Task instructions:
Produce the listing below again, exactly as shown.

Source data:

# # # # #

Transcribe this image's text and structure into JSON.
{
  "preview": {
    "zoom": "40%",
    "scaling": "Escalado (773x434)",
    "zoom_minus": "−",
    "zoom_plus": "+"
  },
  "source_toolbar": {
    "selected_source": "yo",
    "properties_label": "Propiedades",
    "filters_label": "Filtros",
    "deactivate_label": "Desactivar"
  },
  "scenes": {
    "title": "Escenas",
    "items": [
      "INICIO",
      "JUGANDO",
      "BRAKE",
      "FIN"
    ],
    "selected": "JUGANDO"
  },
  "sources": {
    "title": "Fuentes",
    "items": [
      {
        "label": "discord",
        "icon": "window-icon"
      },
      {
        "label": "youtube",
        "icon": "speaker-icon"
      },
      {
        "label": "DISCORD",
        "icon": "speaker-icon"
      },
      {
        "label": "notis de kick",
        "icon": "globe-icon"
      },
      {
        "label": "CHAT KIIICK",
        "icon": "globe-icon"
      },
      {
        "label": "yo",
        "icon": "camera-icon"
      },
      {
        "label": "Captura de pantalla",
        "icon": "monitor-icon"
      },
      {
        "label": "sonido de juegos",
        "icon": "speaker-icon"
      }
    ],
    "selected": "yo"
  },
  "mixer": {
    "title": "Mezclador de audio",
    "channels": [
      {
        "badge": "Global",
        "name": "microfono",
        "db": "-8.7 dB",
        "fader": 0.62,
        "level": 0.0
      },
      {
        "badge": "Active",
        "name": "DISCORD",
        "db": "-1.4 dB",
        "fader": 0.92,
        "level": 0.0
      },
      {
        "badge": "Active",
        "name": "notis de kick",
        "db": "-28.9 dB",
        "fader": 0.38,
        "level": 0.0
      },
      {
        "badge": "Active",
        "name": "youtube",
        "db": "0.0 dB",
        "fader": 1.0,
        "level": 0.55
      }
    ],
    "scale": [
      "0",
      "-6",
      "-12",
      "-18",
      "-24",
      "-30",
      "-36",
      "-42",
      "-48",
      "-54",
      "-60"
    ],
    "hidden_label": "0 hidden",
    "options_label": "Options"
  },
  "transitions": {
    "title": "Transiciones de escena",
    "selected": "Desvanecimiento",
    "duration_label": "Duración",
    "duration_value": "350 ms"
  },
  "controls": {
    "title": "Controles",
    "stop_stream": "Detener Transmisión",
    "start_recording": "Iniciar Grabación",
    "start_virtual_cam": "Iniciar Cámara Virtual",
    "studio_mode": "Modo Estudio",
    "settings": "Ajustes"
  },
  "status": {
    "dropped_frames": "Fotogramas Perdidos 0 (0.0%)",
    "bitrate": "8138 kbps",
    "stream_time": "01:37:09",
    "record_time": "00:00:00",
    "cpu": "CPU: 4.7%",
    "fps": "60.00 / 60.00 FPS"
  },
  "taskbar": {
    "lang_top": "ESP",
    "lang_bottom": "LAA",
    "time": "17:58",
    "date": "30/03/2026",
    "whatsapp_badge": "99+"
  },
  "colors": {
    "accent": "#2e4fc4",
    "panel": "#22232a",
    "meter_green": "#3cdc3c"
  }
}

# # # # #

The result:
Transcribe this image's text and structure into JSON.
{
  "preview": {
    "zoom": "40%",
    "scaling": "Escalado (773x434)",
    "zoom_minus": "−",
    "zoom_plus": "+"
  },
  "source_toolbar": {
    "selected_source": "yo",
    "properties_label": "Propiedades",
    "filters_label": "Filtros",
    "deactivate_label": "Desactivar"
  },
  "scenes": {
    "title": "Escenas",
    "items": [
      "INICIO",
      "JUGANDO",
      "BRAKE",
      "FIN"
    ],
    "selected": "JUGANDO"
  },
  "sources": {
    "title": "Fuentes",
    "items": [
      {
        "label": "discord",
        "icon": "window-icon"
      },
      {
        "label": "youtube",
        "icon": "speaker-icon"
      },
      {
        "label": "DISCORD",
        "icon": "speaker-icon"
      },
      {
        "label": "notis de kick",
        "icon": "globe-icon"
      },
      {
        "label": "CHAT KIIICK",
        "icon": "globe-icon"
      },
      {
        "label": "yo",
        "icon": "camera-icon"
      },
      {
        "label": "Captura de pantalla",
        "icon": "monitor-icon"
      },
      {
        "label": "sonido de juegos",
        "icon": "speaker-icon"
      }
    ],
    "selected": "yo"
  },
  "mixer": {
    "title": "Mezclador de audio",
    "channels": [
      {
        "badge": "Global",
        "name": "microfono",
        "db": "-8.7 dB",
        "fader": 0.62,
        "level": 0.0
      },
      {
        "badge": "Active",
        "name": "DISCORD",
        "db": "-1.4 dB",
        "fader": 0.92,
        "level": 0.0
      },
      {
        "badge": "Active",
        "name": "notis de kick",
        "db": "-28.9 dB",
        "fader": 0.38,
        "level": 0.0
      },
      {
        "badge": "Active",
        "name": "youtube",
        "db": "0.0 dB",
        "fader": 1.0,
        "level": 0.55
      }
    ],
    "scale": [
      "0",
      "-6",
      "-12",
      "-18",
      "-24",
      "-30",
      "-36",
      "-42",
      "-48",
      "-54",
      "-60"
    ],
    "hidden_label": "0 hidden",
    "options_label": "Options"
  },
  "transitions": {
    "title": "Transiciones de escena",
    "selected": "Desvanecimiento",
    "duration_label": "Duración",
    "duration_value": "350 ms"
  },
  "controls": {
    "title": "Controles",
    "stop_stream": "Detener Transmisión",
    "start_recording": "Iniciar Grabación",
    "start_virtual_cam": "Iniciar Cámara Virtual",
    "studio_mode": "Modo Estudio",
    "settings": "Ajustes"
  },
  "status": {
    "dropped_frames": "Fotogramas Perdidos 0 (0.0%)",
    "bitrate": "8138 kbps",
    "stream_time": "01:37:09",
    "record_time": "00:00:00",
    "cpu": "CPU: 4.7%",
    "fps": "60.00 / 60.00 FPS"
  },
  "taskbar": {
    "lang_top": "ESP",
    "lang_bottom": "LAA",
    "time": "17:58",
    "date": "30/03/2026",
    "whatsapp_badge": "99+"
  },
  "colors": {
    "accent": "#2e4fc4",
    "panel": "#22232a",
    "meter_green": "#3cdc3c"
  }
}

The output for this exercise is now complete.